### Input

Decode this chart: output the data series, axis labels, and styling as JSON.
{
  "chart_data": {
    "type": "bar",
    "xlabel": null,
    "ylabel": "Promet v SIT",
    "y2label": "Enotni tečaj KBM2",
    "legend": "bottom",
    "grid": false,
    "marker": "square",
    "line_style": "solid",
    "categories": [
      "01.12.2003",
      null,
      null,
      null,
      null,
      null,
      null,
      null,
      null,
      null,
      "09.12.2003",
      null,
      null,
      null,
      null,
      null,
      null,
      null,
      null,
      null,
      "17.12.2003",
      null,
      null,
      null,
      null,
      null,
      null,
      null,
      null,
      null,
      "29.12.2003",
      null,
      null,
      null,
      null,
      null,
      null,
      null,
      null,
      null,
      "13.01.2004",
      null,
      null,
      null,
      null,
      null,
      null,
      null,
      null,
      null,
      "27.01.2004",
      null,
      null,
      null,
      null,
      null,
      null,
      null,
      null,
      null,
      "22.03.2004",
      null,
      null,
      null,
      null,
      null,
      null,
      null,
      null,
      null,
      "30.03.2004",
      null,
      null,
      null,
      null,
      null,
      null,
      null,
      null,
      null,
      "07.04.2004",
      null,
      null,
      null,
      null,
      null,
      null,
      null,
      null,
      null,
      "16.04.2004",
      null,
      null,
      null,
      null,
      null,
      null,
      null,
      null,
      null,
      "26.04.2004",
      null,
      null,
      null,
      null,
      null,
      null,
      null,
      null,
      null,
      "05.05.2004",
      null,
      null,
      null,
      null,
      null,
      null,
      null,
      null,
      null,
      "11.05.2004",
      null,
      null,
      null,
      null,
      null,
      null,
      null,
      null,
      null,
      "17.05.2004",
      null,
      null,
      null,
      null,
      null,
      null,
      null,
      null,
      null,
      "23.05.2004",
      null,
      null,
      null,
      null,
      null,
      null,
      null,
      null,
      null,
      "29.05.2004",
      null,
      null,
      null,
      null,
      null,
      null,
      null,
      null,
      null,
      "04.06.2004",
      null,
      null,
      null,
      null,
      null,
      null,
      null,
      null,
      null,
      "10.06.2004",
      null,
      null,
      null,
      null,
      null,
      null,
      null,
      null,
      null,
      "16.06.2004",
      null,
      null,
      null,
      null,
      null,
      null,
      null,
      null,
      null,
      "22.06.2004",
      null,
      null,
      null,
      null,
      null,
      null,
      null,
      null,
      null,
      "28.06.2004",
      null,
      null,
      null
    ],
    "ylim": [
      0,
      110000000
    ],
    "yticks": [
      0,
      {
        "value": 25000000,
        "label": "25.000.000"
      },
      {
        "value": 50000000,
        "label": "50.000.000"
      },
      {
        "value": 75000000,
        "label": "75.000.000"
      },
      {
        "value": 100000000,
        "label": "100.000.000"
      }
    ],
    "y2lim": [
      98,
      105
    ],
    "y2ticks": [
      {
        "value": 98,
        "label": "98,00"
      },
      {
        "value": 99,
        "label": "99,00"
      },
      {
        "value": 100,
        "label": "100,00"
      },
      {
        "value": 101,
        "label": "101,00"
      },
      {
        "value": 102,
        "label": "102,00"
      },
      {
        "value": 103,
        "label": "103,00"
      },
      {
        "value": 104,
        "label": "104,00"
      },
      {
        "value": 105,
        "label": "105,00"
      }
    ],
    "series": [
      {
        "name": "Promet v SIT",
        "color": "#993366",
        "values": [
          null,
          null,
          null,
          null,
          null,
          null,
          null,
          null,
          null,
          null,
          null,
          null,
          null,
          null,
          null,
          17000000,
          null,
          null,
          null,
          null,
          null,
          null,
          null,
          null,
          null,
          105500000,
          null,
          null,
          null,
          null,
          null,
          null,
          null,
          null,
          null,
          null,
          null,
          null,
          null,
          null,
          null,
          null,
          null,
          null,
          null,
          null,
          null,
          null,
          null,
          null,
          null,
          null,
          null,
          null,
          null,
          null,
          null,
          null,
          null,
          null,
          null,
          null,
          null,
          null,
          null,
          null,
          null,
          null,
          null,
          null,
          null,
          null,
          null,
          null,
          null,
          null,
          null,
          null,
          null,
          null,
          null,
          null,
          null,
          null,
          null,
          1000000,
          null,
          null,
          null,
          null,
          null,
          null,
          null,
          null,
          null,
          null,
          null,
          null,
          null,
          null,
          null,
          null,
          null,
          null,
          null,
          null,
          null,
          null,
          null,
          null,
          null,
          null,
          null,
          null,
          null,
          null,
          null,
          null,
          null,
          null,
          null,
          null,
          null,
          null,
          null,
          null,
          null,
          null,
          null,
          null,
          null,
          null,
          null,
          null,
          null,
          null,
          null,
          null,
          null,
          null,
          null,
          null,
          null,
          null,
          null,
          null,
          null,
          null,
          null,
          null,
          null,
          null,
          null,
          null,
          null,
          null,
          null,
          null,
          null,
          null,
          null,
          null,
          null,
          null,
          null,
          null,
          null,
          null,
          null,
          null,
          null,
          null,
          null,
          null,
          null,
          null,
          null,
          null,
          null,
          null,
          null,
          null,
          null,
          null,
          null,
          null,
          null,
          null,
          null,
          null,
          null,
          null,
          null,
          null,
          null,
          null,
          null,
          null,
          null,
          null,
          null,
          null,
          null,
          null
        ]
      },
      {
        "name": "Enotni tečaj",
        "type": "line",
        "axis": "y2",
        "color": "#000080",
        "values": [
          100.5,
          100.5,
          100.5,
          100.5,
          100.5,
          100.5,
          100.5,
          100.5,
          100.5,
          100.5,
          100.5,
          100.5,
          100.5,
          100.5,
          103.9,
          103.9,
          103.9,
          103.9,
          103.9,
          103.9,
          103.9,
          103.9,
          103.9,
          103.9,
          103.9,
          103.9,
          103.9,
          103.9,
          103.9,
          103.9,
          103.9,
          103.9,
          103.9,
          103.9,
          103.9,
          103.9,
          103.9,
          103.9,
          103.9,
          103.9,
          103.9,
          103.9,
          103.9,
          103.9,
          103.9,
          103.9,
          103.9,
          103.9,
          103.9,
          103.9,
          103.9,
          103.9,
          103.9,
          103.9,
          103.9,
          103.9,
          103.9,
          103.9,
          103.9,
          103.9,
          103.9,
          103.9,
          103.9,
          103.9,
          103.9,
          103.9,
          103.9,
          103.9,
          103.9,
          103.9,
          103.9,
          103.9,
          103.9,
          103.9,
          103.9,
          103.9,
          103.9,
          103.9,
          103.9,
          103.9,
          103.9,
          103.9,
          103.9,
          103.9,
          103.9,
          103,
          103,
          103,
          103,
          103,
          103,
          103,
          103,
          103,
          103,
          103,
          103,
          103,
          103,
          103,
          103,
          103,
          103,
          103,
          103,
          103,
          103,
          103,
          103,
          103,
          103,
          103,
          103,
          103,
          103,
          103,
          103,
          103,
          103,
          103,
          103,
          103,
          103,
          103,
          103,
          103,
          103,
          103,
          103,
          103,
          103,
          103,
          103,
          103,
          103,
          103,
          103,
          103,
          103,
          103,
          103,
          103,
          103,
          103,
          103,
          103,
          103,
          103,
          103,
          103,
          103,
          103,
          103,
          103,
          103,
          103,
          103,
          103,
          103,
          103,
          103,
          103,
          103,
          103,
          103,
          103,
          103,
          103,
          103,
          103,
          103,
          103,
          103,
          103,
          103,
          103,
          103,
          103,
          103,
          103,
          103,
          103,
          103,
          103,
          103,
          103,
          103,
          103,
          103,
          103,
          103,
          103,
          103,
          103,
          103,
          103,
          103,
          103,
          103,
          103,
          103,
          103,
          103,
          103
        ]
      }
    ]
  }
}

### What to produce
Each entry is to be returned in full, character for character.

### Final result
Decode this chart: output the data series, axis labels, and styling as JSON.
{
  "chart_data": {
    "type": "bar",
    "xlabel": null,
    "ylabel": "Promet v SIT",
    "y2label": "Enotni tečaj KBM2",
    "legend": "bottom",
    "grid": false,
    "marker": "square",
    "line_style": "solid",
    "categories": [
      "01.12.2003",
      null,
      null,
      null,
      null,
      null,
      null,
      null,
      null,
      null,
      "09.12.2003",
      null,
      null,
      null,
      null,
      null,
      null,
      null,
      null,
      null,
      "17.12.2003",
      null,
      null,
      null,
      null,
      null,
      null,
      null,
      null,
      null,
      "29.12.2003",
      null,
      null,
      null,
      null,
      null,
      null,
      null,
      null,
      null,
      "13.01.2004",
      null,
      null,
      null,
      null,
      null,
      null,
      null,
      null,
      null,
      "27.01.2004",
      null,
      null,
      null,
      null,
      null,
      null,
      null,
      null,
      null,
      "22.03.2004",
      null,
      null,
      null,
      null,
      null,
      null,
      null,
      null,
      null,
      "30.03.2004",
      null,
      null,
      null,
      null,
      null,
      null,
      null,
      null,
      null,
      "07.04.2004",
      null,
      null,
      null,
      null,
      null,
      null,
      null,
      null,
      null,
      "16.04.2004",
      null,
      null,
      null,
      null,
      null,
      null,
      null,
      null,
      null,
      "26.04.2004",
      null,
      null,
      null,
      null,
      null,
      null,
      null,
      null,
      null,
      "05.05.2004",
      null,
      null,
      null,
      null,
      null,
      null,
      null,
      null,
      null,
      "11.05.2004",
      null,
      null,
      null,
      null,
      null,
      null,
      null,
      null,
      null,
      "17.05.2004",
      null,
      null,
      null,
      null,
      null,
      null,
      null,
      null,
      null,
      "23.05.2004",
      null,
      null,
      null,
      null,
      null,
      null,
      null,
      null,
      null,
      "29.05.2004",
      null,
      null,
      null,
      null,
      null,
      null,
      null,
      null,
      null,
      "04.06.2004",
      null,
      null,
      null,
      null,
      null,
      null,
      null,
      null,
      null,
      "10.06.2004",
      null,
      null,
      null,
      null,
      null,
      null,
      null,
      null,
      null,
      "16.06.2004",
      null,
      null,
      null,
      null,
      null,
      null,
      null,
      null,
      null,
      "22.06.2004",
      null,
      null,
      null,
      null,
      null,
      null,
      null,
      null,
      null,
      "28.06.2004",
      null,
      null,
      null
    ],
    "ylim": [
      0,
      110000000
    ],
    "yticks": [
      0,
      {
        "value": 25000000,
        "label": "25.000.000"
      },
      {
        "value": 50000000,
        "label": "50.000.000"
      },
      {
        "value": 75000000,
        "label": "75.000.000"
      },
      {
        "value": 100000000,
        "label": "100.000.000"
      }
    ],
    "y2lim": [
      98,
      105
    ],
    "y2ticks": [
      {
        "value": 98,
        "label": "98,00"
      },
      {
        "value": 99,
        "label": "99,00"
      },
      {
        "value": 100,
        "label": "100,00"
      },
      {
        "value": 101,
        "label": "101,00"
      },
      {
        "value": 102,
        "label": "102,00"
      },
      {
        "value": 103,
        "label": "103,00"
      },
      {
        "value": 104,
        "label": "104,00"
      },
      {
        "value": 105,
        "label": "105,00"
      }
    ],
    "series": [
      {
        "name": "Promet v SIT",
        "color": "#993366",
        "values": [
          null,
          null,
          null,
          null,
          null,
          null,
          null,
          null,
          null,
          null,
          null,
          null,
          null,
          null,
          null,
          17000000,
          null,
          null,
          null,
          null,
          null,
          null,
          null,
          null,
          null,
          105500000,
          null,
          null,
          null,
          null,
          null,
          null,
          null,
          null,
          null,
          null,
          null,
          null,
          null,
          null,
          null,
          null,
          null,
          null,
          null,
          null,
          null,
          null,
          null,
          null,
          null,
          null,
          null,
          null,
          null,
          null,
          null,
          null,
          null,
          null,
          null,
          null,
          null,
          null,
          null,
          null,
          null,
          null,
          null,
          null,
          null,
          null,
          null,
          null,
          null,
          null,
          null,
          null,
          null,
          null,
          null,
          null,
          null,
          null,
          null,
          1000000,
          null,
          null,
          null,
          null,
          null,
          null,
          null,
          null,
          null,
          null,
          null,
          null,
          null,
          null,
          null,
          null,
          null,
          null,
          null,
          null,
          null,
          null,
          null,
          null,
          null,
          null,
          null,
          null,
          null,
          null,
          null,
          null,
          null,
          null,
          null,
          null,
          null,
          null,
          null,
          null,
          null,
          null,
          null,
          null,
          null,
          null,
          null,
          null,
          null,
          null,
          null,
          null,
          null,
          null,
          null,
          null,
          null,
          null,
          null,
          null,
          null,
          null,
          null,
          null,
          null,
          null,
          null,
          null,
          null,
          null,
          null,
          null,
          null,
          null,
          null,
          null,
          null,
          null,
          null,
          null,
          null,
          null,
          null,
          null,
          null,
          null,
          null,
          null,
          null,
          null,
          null,
          null,
          null,
          null,
          null,
          null,
          null,
          null,
          null,
          null,
          null,
          null,
          null,
          null,
          null,
          null,
          null,
          null,
          null,
          null,
          null,
          null,
          null,
          null,
          null,
          null,
          null,
          null
        ]
      },
      {
        "name": "Enotni tečaj",
        "type": "line",
        "axis": "y2",
        "color": "#000080",
        "values": [
          100.5,
          100.5,
          100.5,
          100.5,
          100.5,
          100.5,
          100.5,
          100.5,
          100.5,
          100.5,
          100.5,
          100.5,
          100.5,
          100.5,
          103.9,
          103.9,
          103.9,
          103.9,
          103.9,
          103.9,
          103.9,
          103.9,
          103.9,
          103.9,
          103.9,
          103.9,
          103.9,
          103.9,
          103.9,
          103.9,
          103.9,
          103.9,
          103.9,
          103.9,
          103.9,
          103.9,
          103.9,
          103.9,
          103.9,
          103.9,
          103.9,
          103.9,
          103.9,
          103.9,
          103.9,
          103.9,
          103.9,
          103.9,
          103.9,
          103.9,
          103.9,
          103.9,
          103.9,
          103.9,
          103.9,
          103.9,
          103.9,
          103.9,
          103.9,
          103.9,
          103.9,
          103.9,
          103.9,
          103.9,
          103.9,
          103.9,
          103.9,
          103.9,
          103.9,
          103.9,
          103.9,
          103.9,
          103.9,
          103.9,
          103.9,
          103.9,
          103.9,
          103.9,
          103.9,
          103.9,
          103.9,
          103.9,
          103.9,
          103.9,
          103.9,
          103,
          103,
          103,
          103,
          103,
          103,
          103,
          103,
          103,
          103,
          103,
          103,
          103,
          103,
          103,
          103,
          103,
          103,
          103,
          103,
          103,
          103,
          103,
          103,
          103,
          103,
          103,
          103,
          103,
          103,
          103,
          103,
          103,
          103,
          103,
          103,
          103,
          103,
          103,
          103,
          103,
          103,
          103,
          103,
          103,
          103,
          103,
          103,
          103,
          103,
          103,
          103,
          103,
          103,
          103,
          103,
          103,
          103,
          103,
          103,
          103,
          103,
          103,
          103,
          103,
          103,
          103,
          103,
          103,
          103,
          103,
          103,
          103,
          103,
          103,
          103,
          103,
          103,
          103,
          103,
          103,
          103,
          103,
          103,
          103,
          103,
          103,
          103,
          103,
          103,
          103,
          103,
          103,
          103,
          103,
          103,
          103,
          103,
          103,
          103,
          103,
          103,
          103,
          103,
          103,
          103,
          103,
          103,
          103,
          103,
          103,
          103,
          103,
          103,
          103,
          103,
          103,
          103,
          103
        ]
      }
    ]
  }
}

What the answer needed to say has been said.